Professional-sports selection is a dehumanizing process, especially in the NBA, where you have young, athletic black men inspected like cattle by mostly white, wealthy owners and general managers. Their health is checked; their athletic prowess is tested; they are asked asinine questions that sometimes take things too far and become invasive.
Then, once this is all over, teams take turns selecting them like slaves on an auction block. The athletes are virtually powerless during this process. They have little say in which city they will live. They cannot demand that a team that has survivable chemistry draft them. They must go where they are selected and endure indignities along the way.
Kris Dunn is brilliantly manipulating this system.
“Kris Dunn hasn’t done a team workout with a little more than a week to go before the draft. He’s refusing to do [one-on-none] workouts [and he] will only work out for teams if it’s against Ben Simmons, Brandon Ingram or Jamal Murray, source says," ESPN insider Chad Ford writes.
Further, Adrian Wojnarowski of Yahoo! Sports reports that Dunn’s agent will not release the medical records of the 6-foot-4 point guard from New London, Conn.: “His agents are going to control that process. They don’t want him to go to a team that has a young, established point guard. You look at Boston with Isaiah Thomas, Marcus Smart; Phoenix at No. 4 with Brandon Knight, Eric Bledsoe. Those teams are very likely, I’m told, not going to get Kris Dunn’s medical records.”

**PROVIDED RECORDS:**
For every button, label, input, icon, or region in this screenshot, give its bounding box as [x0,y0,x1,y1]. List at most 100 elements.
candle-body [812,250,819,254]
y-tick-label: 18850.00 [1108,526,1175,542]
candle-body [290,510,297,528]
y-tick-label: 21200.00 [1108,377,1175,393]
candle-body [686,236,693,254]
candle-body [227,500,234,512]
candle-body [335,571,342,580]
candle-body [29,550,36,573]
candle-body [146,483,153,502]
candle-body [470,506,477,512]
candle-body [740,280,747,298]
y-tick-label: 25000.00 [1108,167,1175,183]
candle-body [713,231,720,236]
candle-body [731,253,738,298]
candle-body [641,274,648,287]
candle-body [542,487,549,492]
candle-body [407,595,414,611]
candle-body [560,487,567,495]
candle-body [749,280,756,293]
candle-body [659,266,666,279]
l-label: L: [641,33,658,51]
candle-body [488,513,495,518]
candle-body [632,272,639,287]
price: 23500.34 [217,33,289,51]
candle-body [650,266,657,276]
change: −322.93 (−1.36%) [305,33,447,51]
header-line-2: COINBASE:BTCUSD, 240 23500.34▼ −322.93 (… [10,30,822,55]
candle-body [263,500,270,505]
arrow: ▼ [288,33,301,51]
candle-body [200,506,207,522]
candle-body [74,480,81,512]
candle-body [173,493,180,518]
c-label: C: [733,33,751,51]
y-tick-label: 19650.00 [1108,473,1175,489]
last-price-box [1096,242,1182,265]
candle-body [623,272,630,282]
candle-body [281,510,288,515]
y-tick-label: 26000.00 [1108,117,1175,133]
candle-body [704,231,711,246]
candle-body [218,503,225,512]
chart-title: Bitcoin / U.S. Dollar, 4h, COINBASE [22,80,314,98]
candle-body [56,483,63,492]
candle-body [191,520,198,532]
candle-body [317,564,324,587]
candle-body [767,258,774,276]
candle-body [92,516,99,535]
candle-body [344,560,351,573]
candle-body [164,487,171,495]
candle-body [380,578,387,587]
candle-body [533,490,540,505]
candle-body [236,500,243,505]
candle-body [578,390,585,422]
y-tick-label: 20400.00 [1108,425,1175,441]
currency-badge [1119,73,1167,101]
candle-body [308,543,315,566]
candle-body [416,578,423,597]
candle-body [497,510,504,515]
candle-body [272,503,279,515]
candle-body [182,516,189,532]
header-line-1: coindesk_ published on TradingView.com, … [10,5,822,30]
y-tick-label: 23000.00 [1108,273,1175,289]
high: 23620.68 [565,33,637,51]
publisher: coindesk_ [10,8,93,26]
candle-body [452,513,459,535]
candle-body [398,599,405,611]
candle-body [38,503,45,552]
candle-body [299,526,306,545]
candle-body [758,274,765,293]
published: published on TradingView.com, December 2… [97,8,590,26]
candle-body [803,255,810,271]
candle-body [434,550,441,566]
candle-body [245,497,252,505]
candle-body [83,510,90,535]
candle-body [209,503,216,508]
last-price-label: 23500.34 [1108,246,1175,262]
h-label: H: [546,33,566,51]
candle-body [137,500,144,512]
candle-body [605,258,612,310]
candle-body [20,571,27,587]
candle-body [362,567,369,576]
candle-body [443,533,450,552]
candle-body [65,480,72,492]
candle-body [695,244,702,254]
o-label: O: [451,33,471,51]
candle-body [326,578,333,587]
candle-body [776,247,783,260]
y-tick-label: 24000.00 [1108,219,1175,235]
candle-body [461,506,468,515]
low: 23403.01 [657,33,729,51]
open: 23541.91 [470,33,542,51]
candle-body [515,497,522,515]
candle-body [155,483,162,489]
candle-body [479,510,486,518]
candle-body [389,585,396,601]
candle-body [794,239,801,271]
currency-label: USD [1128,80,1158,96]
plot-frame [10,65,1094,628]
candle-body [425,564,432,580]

**ASSIGNMENT 1:** Reproduce the article on Kris Dunn and the NBA draft word for word from "Professional-sports selection is" to "along the way.".
**ASSIGNMENT 2:** Resume the article on Kris Dunn and the NBA draft from the point where it stops.

**ANSWER BOX 1:**
Professional-sports selection is a dehumanizing process, especially in the NBA, where you have young, athletic black men inspected like cattle by mostly white, wealthy owners and general managers. Their health is checked; their athletic prowess is tested; they are asked asinine questions that sometimes take things too far and become invasive.
Then, once this is all over, teams take turns selecting them like slaves on an auction block. The athletes are virtually powerless during this process. They have little say in which city they will live. They cannot demand that a team that has survivable chemistry draft them. They must go where they are selected and endure indignities along the way.

**ANSWER BOX 2:**
By insisting that he only works out with and plays Ben Simmons, Brandon Ingram and Jamal Murray (players expected to be selected higher in the draft), Dunn is stacking the deck in his favor. Demanding to work out only against these players might seem counterintuitive. One could argue that common sense would dictate that Dunn should want to be seen next to players who are inferior to boost his appeal by comparison. Many are voicing that concern. However, upon careful examination, one can see why this strategy is utterly brilliant.
Teams that invited Dunn to work out need to see that he is able to perform on the court in person. Years of playing for Providence are insufficient; NBA coaches and general managers want to see what he can do when running their drills. Dunn is acquiescing to their demands; yet by playing against players expected to go higher in the draft, he is not setting himself up for a lower pick.
If he works out with people who are, to his mind, inferior players, he could lose money if he underperforms. By limiting the workout to those who are considered superior athletes, he has a chance to outperform them and move up, but if he underperforms with them, he will not drop lower in the draft. He is doing what is asked of him, but he is not setting himself up for failure.
As stated above, players who desire to enter professional sports are virtually powerless as they go through the selection process. Dunn is pushing back against this denial of agency—and he is not the only one.
Louisiana State University’s Ben Simmons, the presumptive first overall pick in the draft, initially declined the Philadelphia 76ers invitation to work out. According to ESPN, he would not do individual workouts unless the team promised to pick him first. This move represents an attempt on the part of Simmons to control where he will spend the first years of his career. While this is not something every player can do, considering both the relative lack of depth in this year’s draft class and the exceptional athletic prowess of Simmons, this is a gamble worth taking.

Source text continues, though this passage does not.